Document section |
4 Reconsidering Legitimacy and carrier-sanctions

It is now time to consider the implications of our analysis for the claim that carrier-sanctions are illegitimate. As argued in the first section, carrier-sanctions are coercive and often have morally problematic consequences for migrants. Yet, I have also raised doubts about the view that state legitimacy is primarily concerned with the extent to which subjects are exposed to coercion. Even non-coercive decisions by states can be illegitimate: a decision that does not result in coercion is illegitimate if the state does not have the legitimate authority to make it. Moreover, decisions that are coercive can be illegitimate even if they do not result in impermissible coercion. The argument is that authority – not coercion – is the relevant metric of state rule. A necessary precondition for the illegitimacy of carrier-sanctions and other extraterritorial border controls is that they rule migrants by claiming authority over them.

The second section showed that carrier-sanctions do not represent an attempt by the state to exercise authority over migrants. Irrespective of whether authority is conceived of as a claim for compliance or as the power to regulate normative positions, migrants located in foreign territories are not subjected to the authority of the state introducing carrier-sanction legislation. Hence, the notion that carrier-sanctions are illegitimate because they represent illegitimate exercises of authority over migrants abroad does not hold up. As far as we are concerned with carrier-sanctions, migrants are not “norm subjects” of the state introducing them (cf. Schotel 2011).

Now, grounds for concern with the legitimacy of carrier-sanctions do not disappear just because they are not illegitimate claims to authority over migrants. It is still the case that the human rights of migrants are jeopardized when states engage in practices that deny them recourse to asylum and rights against non-refoulement. Below I argue that a concern with illegitimate border controls apply to the state with de facto authority over migrants – that is, to the state in control of the territory where carrier-sanctions are enforced. Lastly, I conclude by the reminder that considerations of justice apply to all state action and that states presumably have duties of justice not to introduce border policies that undermine the human rights of migrants.

4.1 Carrier-sanctions and de Facto Authority

Carriers that deny migrants the right to embark are enforcing their decisions in the territory of some state. While carriers tend to act in conformity with carrier-sanction legislation introduced by one state, their actions are undertaken on territories controlled by another state. The fact that some state controls the territory where carrier-sanctions are enforced is relevant given that the authority claimed by the state is an exercise of authority only if it enjoys de facto authority. If claims to legitimate authority depend on de facto authority, it should be clear that concerns with legitimacy apply to the state that controls the territory where carrier-sanctions are enforced.

Problem set |
A) Can you transcribe the passage on carrier-sanctions word for word, from "Now, grounds for" up to and including "rights of migrants."?
B) Which distinct hyphenated words appear in the passage on carrier-sanctions? List each once, counting singular and plural forms as separate words.

Data section |
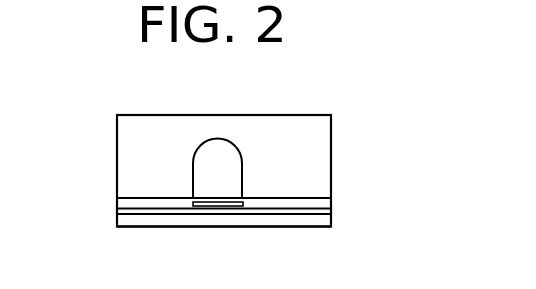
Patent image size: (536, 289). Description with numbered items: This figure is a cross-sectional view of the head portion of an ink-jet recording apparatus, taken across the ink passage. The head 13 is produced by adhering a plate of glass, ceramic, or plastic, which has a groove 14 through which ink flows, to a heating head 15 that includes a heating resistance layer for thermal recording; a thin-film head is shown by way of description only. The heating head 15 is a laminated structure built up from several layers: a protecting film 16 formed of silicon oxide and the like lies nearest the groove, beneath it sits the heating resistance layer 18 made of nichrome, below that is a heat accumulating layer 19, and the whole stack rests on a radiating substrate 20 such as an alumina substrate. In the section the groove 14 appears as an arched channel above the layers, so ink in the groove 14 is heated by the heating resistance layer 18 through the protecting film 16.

Answers for this exercise |
A)
Now, grounds for concern with the legitimacy of carrier-sanctions do not disappear just because they are not illegitimate claims to authority over migrants. It is still the case that the human rights of migrants are jeopardized when states engage in practices that deny them recourse to asylum and rights against non-refoulement. Below I argue that a concern with illegitimate border controls apply to the state with de facto authority over migrants – that is, to the state in control of the territory where carrier-sanctions are enforced. Lastly, I conclude by the reminder that considerations of justice apply to all state action and that states presumably have duties of justice not to introduce border policies that undermine the human rights of migrants.

B)
- carrier-sanctions
- non-coercive
- carrier-sanction
- non-refoulement